> WRITTEN PROBLEM: Return all of the data exactly as given.

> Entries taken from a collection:
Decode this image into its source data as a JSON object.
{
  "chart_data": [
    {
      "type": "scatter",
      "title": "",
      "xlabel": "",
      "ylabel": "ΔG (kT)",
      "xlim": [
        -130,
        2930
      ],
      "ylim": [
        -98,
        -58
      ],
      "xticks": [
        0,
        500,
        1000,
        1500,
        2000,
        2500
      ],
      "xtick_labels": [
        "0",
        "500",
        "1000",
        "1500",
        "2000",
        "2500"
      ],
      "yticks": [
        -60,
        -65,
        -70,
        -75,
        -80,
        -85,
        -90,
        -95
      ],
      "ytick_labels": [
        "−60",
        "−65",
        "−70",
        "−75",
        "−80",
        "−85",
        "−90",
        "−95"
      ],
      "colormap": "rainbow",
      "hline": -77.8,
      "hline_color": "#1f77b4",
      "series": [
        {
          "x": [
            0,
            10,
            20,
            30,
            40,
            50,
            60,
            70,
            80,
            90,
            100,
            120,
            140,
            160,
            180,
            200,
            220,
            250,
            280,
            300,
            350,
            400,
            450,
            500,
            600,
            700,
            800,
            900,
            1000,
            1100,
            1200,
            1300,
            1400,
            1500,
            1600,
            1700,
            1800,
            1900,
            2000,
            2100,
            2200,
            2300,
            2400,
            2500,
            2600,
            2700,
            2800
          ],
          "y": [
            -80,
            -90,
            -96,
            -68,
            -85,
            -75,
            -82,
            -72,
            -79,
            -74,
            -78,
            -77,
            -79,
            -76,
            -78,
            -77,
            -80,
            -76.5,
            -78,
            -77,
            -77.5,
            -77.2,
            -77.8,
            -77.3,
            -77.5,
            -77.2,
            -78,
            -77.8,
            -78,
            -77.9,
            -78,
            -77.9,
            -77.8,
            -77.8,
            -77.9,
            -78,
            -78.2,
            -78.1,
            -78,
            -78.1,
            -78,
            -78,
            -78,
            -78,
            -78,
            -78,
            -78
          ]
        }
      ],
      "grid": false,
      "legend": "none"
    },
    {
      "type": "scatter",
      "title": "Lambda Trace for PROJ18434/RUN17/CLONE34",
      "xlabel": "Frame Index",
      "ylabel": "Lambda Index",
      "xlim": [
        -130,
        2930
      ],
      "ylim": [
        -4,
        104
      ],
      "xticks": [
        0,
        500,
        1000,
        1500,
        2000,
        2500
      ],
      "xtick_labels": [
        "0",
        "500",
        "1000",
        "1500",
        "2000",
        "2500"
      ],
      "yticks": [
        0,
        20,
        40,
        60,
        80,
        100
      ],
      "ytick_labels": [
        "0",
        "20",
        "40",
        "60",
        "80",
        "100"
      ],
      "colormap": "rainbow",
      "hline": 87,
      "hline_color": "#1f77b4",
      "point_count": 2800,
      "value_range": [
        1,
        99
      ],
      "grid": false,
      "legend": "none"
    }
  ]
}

> EXERCISE OUTPUT:
Decode this image into its source data as a JSON object.
{
  "chart_data": [
    {
      "type": "scatter",
      "title": "",
      "xlabel": "",
      "ylabel": "ΔG (kT)",
      "xlim": [
        -130,
        2930
      ],
      "ylim": [
        -98,
        -58
      ],
      "xticks": [
        0,
        500,
        1000,
        1500,
        2000,
        2500
      ],
      "xtick_labels": [
        "0",
        "500",
        "1000",
        "1500",
        "2000",
        "2500"
      ],
      "yticks": [
        -60,
        -65,
        -70,
        -75,
        -80,
        -85,
        -90,
        -95
      ],
      "ytick_labels": [
        "−60",
        "−65",
        "−70",
        "−75",
        "−80",
        "−85",
        "−90",
        "−95"
      ],
      "colormap": "rainbow",
      "hline": -77.8,
      "hline_color": "#1f77b4",
      "series": [
        {
          "x": [
            0,
            10,
            20,
            30,
            40,
            50,
            60,
            70,
            80,
            90,
            100,
            120,
            140,
            160,
            180,
            200,
            220,
            250,
            280,
            300,
            350,
            400,
            450,
            500,
            600,
            700,
            800,
            900,
            1000,
            1100,
            1200,
            1300,
            1400,
            1500,
            1600,
            1700,
            1800,
            1900,
            2000,
            2100,
            2200,
            2300,
            2400,
            2500,
            2600,
            2700,
            2800
          ],
          "y": [
            -80,
            -90,
            -96,
            -68,
            -85,
            -75,
            -82,
            -72,
            -79,
            -74,
            -78,
            -77,
            -79,
            -76,
            -78,
            -77,
            -80,
            -76.5,
            -78,
            -77,
            -77.5,
            -77.2,
            -77.8,
            -77.3,
            -77.5,
            -77.2,
            -78,
            -77.8,
            -78,
            -77.9,
            -78,
            -77.9,
            -77.8,
            -77.8,
            -77.9,
            -78,
            -78.2,
            -78.1,
            -78,
            -78.1,
            -78,
            -78,
            -78,
            -78,
            -78,
            -78,
            -78
          ]
        }
      ],
      "grid": false,
      "legend": "none"
    },
    {
      "type": "scatter",
      "title": "Lambda Trace for PROJ18434/RUN17/CLONE34",
      "xlabel": "Frame Index",
      "ylabel": "Lambda Index",
      "xlim": [
        -130,
        2930
      ],
      "ylim": [
        -4,
        104
      ],
      "xticks": [
        0,
        500,
        1000,
        1500,
        2000,
        2500
      ],
      "xtick_labels": [
        "0",
        "500",
        "1000",
        "1500",
        "2000",
        "2500"
      ],
      "yticks": [
        0,
        20,
        40,
        60,
        80,
        100
      ],
      "ytick_labels": [
        "0",
        "20",
        "40",
        "60",
        "80",
        "100"
      ],
      "colormap": "rainbow",
      "hline": 87,
      "hline_color": "#1f77b4",
      "point_count": 2800,
      "value_range": [
        1,
        99
      ],
      "grid": false,
      "legend": "none"
    }
  ]
}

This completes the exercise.